● STATED PROBLEM
Copy the data below exactly.

•••

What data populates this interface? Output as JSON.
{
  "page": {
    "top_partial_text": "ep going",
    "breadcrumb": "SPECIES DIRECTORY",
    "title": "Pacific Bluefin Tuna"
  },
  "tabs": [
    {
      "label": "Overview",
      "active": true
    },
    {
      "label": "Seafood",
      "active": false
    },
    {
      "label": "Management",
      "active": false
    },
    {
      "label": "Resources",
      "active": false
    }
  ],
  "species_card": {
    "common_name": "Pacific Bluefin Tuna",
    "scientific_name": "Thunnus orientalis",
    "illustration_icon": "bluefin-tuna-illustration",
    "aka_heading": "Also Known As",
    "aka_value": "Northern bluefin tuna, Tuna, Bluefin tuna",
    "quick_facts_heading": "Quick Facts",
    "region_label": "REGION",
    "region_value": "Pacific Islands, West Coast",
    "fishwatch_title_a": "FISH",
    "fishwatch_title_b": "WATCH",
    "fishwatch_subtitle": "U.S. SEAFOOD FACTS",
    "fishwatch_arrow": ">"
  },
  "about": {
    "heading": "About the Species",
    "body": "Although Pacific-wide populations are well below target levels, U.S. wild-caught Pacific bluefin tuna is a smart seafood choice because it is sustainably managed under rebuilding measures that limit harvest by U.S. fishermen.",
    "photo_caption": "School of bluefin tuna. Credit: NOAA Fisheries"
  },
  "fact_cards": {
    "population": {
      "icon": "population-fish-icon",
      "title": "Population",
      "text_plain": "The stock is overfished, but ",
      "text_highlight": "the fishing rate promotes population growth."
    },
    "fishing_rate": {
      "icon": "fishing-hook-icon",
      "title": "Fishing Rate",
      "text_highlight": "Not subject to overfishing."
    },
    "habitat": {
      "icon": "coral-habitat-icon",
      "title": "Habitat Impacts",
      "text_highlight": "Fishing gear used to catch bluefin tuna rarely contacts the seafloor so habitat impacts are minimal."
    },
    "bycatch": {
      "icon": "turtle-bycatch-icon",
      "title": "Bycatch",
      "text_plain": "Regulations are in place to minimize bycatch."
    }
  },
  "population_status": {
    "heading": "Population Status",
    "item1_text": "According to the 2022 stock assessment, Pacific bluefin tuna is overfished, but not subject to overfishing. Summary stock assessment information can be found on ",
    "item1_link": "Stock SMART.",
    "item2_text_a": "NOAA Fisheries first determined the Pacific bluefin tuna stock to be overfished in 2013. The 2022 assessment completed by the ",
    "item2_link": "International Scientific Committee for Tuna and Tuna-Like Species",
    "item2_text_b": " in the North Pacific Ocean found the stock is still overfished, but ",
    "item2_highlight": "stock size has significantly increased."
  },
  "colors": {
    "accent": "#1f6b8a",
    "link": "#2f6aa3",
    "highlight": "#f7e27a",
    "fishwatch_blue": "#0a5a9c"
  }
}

•••

● WRITTEN ANSWER
What data populates this interface? Output as JSON.
{
  "page": {
    "top_partial_text": "ep going",
    "breadcrumb": "SPECIES DIRECTORY",
    "title": "Pacific Bluefin Tuna"
  },
  "tabs": [
    {
      "label": "Overview",
      "active": true
    },
    {
      "label": "Seafood",
      "active": false
    },
    {
      "label": "Management",
      "active": false
    },
    {
      "label": "Resources",
      "active": false
    }
  ],
  "species_card": {
    "common_name": "Pacific Bluefin Tuna",
    "scientific_name": "Thunnus orientalis",
    "illustration_icon": "bluefin-tuna-illustration",
    "aka_heading": "Also Known As",
    "aka_value": "Northern bluefin tuna, Tuna, Bluefin tuna",
    "quick_facts_heading": "Quick Facts",
    "region_label": "REGION",
    "region_value": "Pacific Islands, West Coast",
    "fishwatch_title_a": "FISH",
    "fishwatch_title_b": "WATCH",
    "fishwatch_subtitle": "U.S. SEAFOOD FACTS",
    "fishwatch_arrow": ">"
  },
  "about": {
    "heading": "About the Species",
    "body": "Although Pacific-wide populations are well below target levels, U.S. wild-caught Pacific bluefin tuna is a smart seafood choice because it is sustainably managed under rebuilding measures that limit harvest by U.S. fishermen.",
    "photo_caption": "School of bluefin tuna. Credit: NOAA Fisheries"
  },
  "fact_cards": {
    "population": {
      "icon": "population-fish-icon",
      "title": "Population",
      "text_plain": "The stock is overfished, but ",
      "text_highlight": "the fishing rate promotes population growth."
    },
    "fishing_rate": {
      "icon": "fishing-hook-icon",
      "title": "Fishing Rate",
      "text_highlight": "Not subject to overfishing."
    },
    "habitat": {
      "icon": "coral-habitat-icon",
      "title": "Habitat Impacts",
      "text_highlight": "Fishing gear used to catch bluefin tuna rarely contacts the seafloor so habitat impacts are minimal."
    },
    "bycatch": {
      "icon": "turtle-bycatch-icon",
      "title": "Bycatch",
      "text_plain": "Regulations are in place to minimize bycatch."
    }
  },
  "population_status": {
    "heading": "Population Status",
    "item1_text": "According to the 2022 stock assessment, Pacific bluefin tuna is overfished, but not subject to overfishing. Summary stock assessment information can be found on ",
    "item1_link": "Stock SMART.",
    "item2_text_a": "NOAA Fisheries first determined the Pacific bluefin tuna stock to be overfished in 2013. The 2022 assessment completed by the ",
    "item2_link": "International Scientific Committee for Tuna and Tuna-Like Species",
    "item2_text_b": " in the North Pacific Ocean found the stock is still overfished, but ",
    "item2_highlight": "stock size has significantly increased."
  },
  "colors": {
    "accent": "#1f6b8a",
    "link": "#2f6aa3",
    "highlight": "#f7e27a",
    "fishwatch_blue": "#0a5a9c"
  }
}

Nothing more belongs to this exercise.